**Record extracts**

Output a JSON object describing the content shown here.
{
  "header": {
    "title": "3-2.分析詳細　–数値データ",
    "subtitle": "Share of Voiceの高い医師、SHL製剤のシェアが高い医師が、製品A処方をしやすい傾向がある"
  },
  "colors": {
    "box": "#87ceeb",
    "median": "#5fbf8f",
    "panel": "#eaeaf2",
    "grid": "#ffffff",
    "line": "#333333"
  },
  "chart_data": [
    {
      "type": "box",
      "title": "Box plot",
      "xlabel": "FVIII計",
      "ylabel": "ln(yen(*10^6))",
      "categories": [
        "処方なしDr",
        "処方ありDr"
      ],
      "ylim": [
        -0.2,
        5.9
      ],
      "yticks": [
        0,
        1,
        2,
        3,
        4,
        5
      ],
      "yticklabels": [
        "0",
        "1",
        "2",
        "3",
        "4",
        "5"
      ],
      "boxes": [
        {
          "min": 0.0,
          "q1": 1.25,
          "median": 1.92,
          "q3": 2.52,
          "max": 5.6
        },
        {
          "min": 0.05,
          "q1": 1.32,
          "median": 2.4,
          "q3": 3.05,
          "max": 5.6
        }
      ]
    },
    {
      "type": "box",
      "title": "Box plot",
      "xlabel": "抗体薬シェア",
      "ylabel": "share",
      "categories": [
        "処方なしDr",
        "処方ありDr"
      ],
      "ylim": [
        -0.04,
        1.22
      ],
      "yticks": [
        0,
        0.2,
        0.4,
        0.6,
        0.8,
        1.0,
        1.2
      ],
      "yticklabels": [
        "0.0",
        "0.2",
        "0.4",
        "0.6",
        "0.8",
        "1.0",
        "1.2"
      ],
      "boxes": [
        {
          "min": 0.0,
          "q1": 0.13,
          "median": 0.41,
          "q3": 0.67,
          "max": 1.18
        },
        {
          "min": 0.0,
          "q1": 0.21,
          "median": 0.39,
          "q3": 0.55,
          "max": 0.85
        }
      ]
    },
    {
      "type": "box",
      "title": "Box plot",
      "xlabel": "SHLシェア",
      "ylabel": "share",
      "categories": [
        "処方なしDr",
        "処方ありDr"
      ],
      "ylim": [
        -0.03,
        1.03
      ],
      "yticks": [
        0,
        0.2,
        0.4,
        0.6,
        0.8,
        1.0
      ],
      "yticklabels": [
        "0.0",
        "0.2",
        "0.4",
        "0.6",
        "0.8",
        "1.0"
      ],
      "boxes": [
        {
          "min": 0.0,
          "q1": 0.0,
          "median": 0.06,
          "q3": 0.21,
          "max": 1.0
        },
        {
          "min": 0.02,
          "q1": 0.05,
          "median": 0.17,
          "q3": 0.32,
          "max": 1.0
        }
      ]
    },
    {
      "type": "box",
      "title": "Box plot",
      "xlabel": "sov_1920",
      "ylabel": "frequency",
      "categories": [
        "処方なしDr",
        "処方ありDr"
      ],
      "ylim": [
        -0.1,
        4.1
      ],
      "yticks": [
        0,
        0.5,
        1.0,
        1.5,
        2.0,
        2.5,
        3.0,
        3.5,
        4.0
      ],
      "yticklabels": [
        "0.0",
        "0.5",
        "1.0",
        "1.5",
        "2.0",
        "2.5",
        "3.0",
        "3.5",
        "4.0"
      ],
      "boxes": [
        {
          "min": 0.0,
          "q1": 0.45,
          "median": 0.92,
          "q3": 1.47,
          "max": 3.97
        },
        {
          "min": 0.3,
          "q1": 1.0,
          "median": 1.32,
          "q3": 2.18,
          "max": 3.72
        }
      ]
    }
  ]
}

**To do**
All of the entries need to be reproduced exactly; please write them out.

**Reply**
Output a JSON object describing the content shown here.
{
  "header": {
    "title": "3-2.分析詳細　–数値データ",
    "subtitle": "Share of Voiceの高い医師、SHL製剤のシェアが高い医師が、製品A処方をしやすい傾向がある"
  },
  "colors": {
    "box": "#87ceeb",
    "median": "#5fbf8f",
    "panel": "#eaeaf2",
    "grid": "#ffffff",
    "line": "#333333"
  },
  "chart_data": [
    {
      "type": "box",
      "title": "Box plot",
      "xlabel": "FVIII計",
      "ylabel": "ln(yen(*10^6))",
      "categories": [
        "処方なしDr",
        "処方ありDr"
      ],
      "ylim": [
        -0.2,
        5.9
      ],
      "yticks": [
        0,
        1,
        2,
        3,
        4,
        5
      ],
      "yticklabels": [
        "0",
        "1",
        "2",
        "3",
        "4",
        "5"
      ],
      "boxes": [
        {
          "min": 0.0,
          "q1": 1.25,
          "median": 1.92,
          "q3": 2.52,
          "max": 5.6
        },
        {
          "min": 0.05,
          "q1": 1.32,
          "median": 2.4,
          "q3": 3.05,
          "max": 5.6
        }
      ]
    },
    {
      "type": "box",
      "title": "Box plot",
      "xlabel": "抗体薬シェア",
      "ylabel": "share",
      "categories": [
        "処方なしDr",
        "処方ありDr"
      ],
      "ylim": [
        -0.04,
        1.22
      ],
      "yticks": [
        0,
        0.2,
        0.4,
        0.6,
        0.8,
        1.0,
        1.2
      ],
      "yticklabels": [
        "0.0",
        "0.2",
        "0.4",
        "0.6",
        "0.8",
        "1.0",
        "1.2"
      ],
      "boxes": [
        {
          "min": 0.0,
          "q1": 0.13,
          "median": 0.41,
          "q3": 0.67,
          "max": 1.18
        },
        {
          "min": 0.0,
          "q1": 0.21,
          "median": 0.39,
          "q3": 0.55,
          "max": 0.85
        }
      ]
    },
    {
      "type": "box",
      "title": "Box plot",
      "xlabel": "SHLシェア",
      "ylabel": "share",
      "categories": [
        "処方なしDr",
        "処方ありDr"
      ],
      "ylim": [
        -0.03,
        1.03
      ],
      "yticks": [
        0,
        0.2,
        0.4,
        0.6,
        0.8,
        1.0
      ],
      "yticklabels": [
        "0.0",
        "0.2",
        "0.4",
        "0.6",
        "0.8",
        "1.0"
      ],
      "boxes": [
        {
          "min": 0.0,
          "q1": 0.0,
          "median": 0.06,
          "q3": 0.21,
          "max": 1.0
        },
        {
          "min": 0.02,
          "q1": 0.05,
          "median": 0.17,
          "q3": 0.32,
          "max": 1.0
        }
      ]
    },
    {
      "type": "box",
      "title": "Box plot",
      "xlabel": "sov_1920",
      "ylabel": "frequency",
      "categories": [
        "処方なしDr",
        "処方ありDr"
      ],
      "ylim": [
        -0.1,
        4.1
      ],
      "yticks": [
        0,
        0.5,
        1.0,
        1.5,
        2.0,
        2.5,
        3.0,
        3.5,
        4.0
      ],
      "yticklabels": [
        "0.0",
        "0.5",
        "1.0",
        "1.5",
        "2.0",
        "2.5",
        "3.0",
        "3.5",
        "4.0"
      ],
      "boxes": [
        {
          "min": 0.0,
          "q1": 0.45,
          "median": 0.92,
          "q3": 1.47,
          "max": 3.97
        },
        {
          "min": 0.3,
          "q1": 1.0,
          "median": 1.32,
          "q3": 2.18,
          "max": 3.72
        }
      ]
    }
  ]
}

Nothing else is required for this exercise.